======== ИСХОДНЫЙ ОТРЫВОК ========
Школа… Она и сейчас на улице Журова. Деревянная, скрипучая, милая. Знакомая по сучкам на дереве чердака. Знакомая запахом чего-то казенного и человеческого, нечистого. Двухэтажное здание. Туалет – засыпанные хлоркой длинные доски с отверстиями «очков». Это место было клубом детей. Здесь мы соревновались, кто выше сикнет, здесь дрались, курили, здесь показывали запретное.
Наша правильная первая учительница Анастасия Матвеевна, с пучком на затылке, с портфелем…
И вдруг!!! Она вошла в класс и сказала: «Дети! Сталин – враг народа!»
Конечно, все мы знали товарища Сталина. Я мечтал о трехколесном велосипеде, но родители не могли купить (а может, не считали нужным это сделать). Помню снижение цен в апреле, и я, ребенок, чувствовал: вот! вот! Еще немного, и у меня будет велосипед! И за этим, я знал, стоит товарищ Сталин!
Когда учительница сказала про врага и добавила что-то (не помню что), я (и не я один) открыл «Родную речь», где был потрет Сталина анфас – такой красивый, в мундире, с орденом Победы и Звездой Героя.
Конечно, мы любили дедушку Ленина, но это был дедушка такой, ну, просто хотелось сесть на колени. Пусть поругает, но это же дедушка…
Товарищ Сталин для меня, для ребенка, для всех (я это видел) больше, чем папа, больше, чем дядя Степа… Это – Товарищ Сталин!
Тем не менее, открыв страницу, я начал методически тыкать пером в портрет, стараясь попасть в глаза вождю. Может быть, я идиот? Нет (подтверждаю), все делали подобное. Кто-то обливал чернилами из «непроливашки», кто-то рвал книгу…
Звонок. Перемена. Как всегда, все в коридор – бегать. Но в этот раз все бегали в сторону метрового бюста. Бюст находился в конце коридора, и когда проводились линейки, то около него стояла старшая пионервожатая и пионеры (я еще им не был), отдавали ей и бюсту «салют», то есть это место было святое.
Кто-то плюнул первый, и мы, бегая, походя, тоже плевали.
Со мной учился Шурик Боков. Его брат (старше года на два) пошел дальше. Он стащил бюст в туалет, отбил голову и вставил ее в «очко». Голова не проходила, и так как она была пустая внутри, то видно было, как в моче плавали фекалии. Каждый ребенок безо всякого зла считал, что надо сикнуть.
Я явился домой и радостно (откуда радость – не знаю) сообщил отцу, что Сталин – враг народа!
Отец переменился в лице. Гнев, неприятие, страх (дедушка был репрессирован) – я не могу точно сказать, что двигало им. Он отобрал и спрятал «Родную речь» и запретил мне говорить.
Интересно, что отец был учителем по труду в этой же школе, и как до учителей доводились директивы партии – непонятно.
========
## ЗАДАНИЯ К УПРАЖНЕНИЮ:
- A) Перескажите короче абзац отрывка, начинающийся словами «Звонок. Перемена.», сохранив его главные факты.
- B) Пожалуйста, воспроизведите дословно фрагмент отрывка от слов «Отец переменился в» до слов «запретил мне говорить.» включительно.
Используйте только сведения из отрывка.
======== РАЗДЕЛ ДАННЫХ ========
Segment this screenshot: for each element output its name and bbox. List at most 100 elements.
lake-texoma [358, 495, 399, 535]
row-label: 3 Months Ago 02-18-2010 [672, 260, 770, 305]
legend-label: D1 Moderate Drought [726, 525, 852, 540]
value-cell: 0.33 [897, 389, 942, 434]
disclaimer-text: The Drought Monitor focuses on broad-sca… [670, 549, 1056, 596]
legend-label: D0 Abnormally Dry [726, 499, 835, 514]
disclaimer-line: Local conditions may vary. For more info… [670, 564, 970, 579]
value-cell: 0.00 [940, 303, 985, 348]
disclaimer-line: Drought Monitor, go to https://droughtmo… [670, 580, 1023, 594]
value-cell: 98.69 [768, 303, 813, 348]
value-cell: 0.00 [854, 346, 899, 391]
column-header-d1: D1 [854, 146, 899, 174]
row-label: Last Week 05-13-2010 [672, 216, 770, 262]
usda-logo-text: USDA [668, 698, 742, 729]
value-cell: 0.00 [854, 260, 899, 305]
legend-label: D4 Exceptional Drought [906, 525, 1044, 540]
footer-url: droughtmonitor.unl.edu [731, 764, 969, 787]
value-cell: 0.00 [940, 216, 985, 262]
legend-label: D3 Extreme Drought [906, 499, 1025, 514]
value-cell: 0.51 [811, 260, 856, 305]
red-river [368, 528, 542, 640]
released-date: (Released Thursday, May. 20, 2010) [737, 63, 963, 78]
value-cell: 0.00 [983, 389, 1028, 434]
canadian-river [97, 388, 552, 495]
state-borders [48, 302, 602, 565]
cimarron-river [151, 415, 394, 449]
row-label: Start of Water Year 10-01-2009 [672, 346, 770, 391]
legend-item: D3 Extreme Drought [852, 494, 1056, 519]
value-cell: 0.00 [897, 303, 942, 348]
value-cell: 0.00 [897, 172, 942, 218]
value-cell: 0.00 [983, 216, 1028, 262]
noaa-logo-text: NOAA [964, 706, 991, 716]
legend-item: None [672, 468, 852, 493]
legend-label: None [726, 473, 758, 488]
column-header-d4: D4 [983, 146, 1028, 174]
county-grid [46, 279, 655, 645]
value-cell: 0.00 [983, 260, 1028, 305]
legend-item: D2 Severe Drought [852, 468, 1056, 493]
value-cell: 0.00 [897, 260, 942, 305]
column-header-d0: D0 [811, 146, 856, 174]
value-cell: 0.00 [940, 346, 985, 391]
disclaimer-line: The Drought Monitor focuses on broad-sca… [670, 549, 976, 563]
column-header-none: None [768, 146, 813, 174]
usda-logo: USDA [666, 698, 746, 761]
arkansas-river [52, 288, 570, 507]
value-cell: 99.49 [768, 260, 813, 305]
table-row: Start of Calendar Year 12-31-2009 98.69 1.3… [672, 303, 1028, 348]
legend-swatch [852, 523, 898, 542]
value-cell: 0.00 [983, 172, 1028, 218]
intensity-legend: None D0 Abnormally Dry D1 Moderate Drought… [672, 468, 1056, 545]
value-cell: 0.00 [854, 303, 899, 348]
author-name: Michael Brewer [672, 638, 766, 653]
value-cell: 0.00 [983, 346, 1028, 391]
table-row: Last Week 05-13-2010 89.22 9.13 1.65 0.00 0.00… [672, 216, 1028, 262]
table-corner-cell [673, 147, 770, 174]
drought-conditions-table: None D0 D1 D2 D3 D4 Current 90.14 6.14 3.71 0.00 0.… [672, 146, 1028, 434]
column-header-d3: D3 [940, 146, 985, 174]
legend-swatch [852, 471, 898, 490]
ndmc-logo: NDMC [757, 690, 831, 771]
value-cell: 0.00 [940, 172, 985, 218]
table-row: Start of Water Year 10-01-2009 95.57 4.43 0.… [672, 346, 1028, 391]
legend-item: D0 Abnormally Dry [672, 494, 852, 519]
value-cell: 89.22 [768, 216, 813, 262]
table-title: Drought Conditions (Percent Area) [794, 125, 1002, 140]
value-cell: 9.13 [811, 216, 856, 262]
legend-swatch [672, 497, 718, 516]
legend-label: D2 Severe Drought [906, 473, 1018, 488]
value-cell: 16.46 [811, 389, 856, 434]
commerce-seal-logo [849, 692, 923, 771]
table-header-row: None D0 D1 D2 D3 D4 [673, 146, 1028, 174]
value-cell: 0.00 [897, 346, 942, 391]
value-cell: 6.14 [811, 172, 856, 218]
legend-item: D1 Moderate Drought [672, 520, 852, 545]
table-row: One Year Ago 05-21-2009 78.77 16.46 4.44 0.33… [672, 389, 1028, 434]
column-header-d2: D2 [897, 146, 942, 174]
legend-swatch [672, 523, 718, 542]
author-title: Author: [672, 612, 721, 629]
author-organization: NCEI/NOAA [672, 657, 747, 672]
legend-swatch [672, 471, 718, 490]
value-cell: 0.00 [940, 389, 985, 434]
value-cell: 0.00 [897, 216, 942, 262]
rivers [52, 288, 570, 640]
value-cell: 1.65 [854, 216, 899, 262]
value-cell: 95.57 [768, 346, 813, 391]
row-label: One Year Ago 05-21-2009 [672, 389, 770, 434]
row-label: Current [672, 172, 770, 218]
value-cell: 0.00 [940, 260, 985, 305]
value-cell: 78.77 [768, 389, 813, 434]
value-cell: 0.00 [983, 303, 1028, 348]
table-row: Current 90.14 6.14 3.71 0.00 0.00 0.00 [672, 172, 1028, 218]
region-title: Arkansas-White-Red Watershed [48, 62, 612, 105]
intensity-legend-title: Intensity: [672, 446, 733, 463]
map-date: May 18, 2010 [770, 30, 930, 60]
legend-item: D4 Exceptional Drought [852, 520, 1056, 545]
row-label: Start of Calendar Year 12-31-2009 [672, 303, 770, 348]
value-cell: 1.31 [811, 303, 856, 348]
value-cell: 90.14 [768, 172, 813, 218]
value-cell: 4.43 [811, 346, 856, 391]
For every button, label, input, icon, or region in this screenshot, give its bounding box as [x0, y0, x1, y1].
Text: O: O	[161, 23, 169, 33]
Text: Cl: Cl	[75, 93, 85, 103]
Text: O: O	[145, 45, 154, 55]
========
## РЕШЕНИЯ ЗАДАНИЙ:
- A) На перемене все, как обычно, выбежали в коридор, но на этот раз побежали к метровому бюсту в конце коридора. Это место считалось святым: на линейках возле бюста стояла старшая пионервожатая, и пионеры отдавали «салют» ей и бюсту.

- B)
Отец переменился в лице. Гнев, неприятие, страх (дедушка был репрессирован) – я не могу точно сказать, что двигало им. Он отобрал и спрятал «Родную речь» и запретил мне говорить.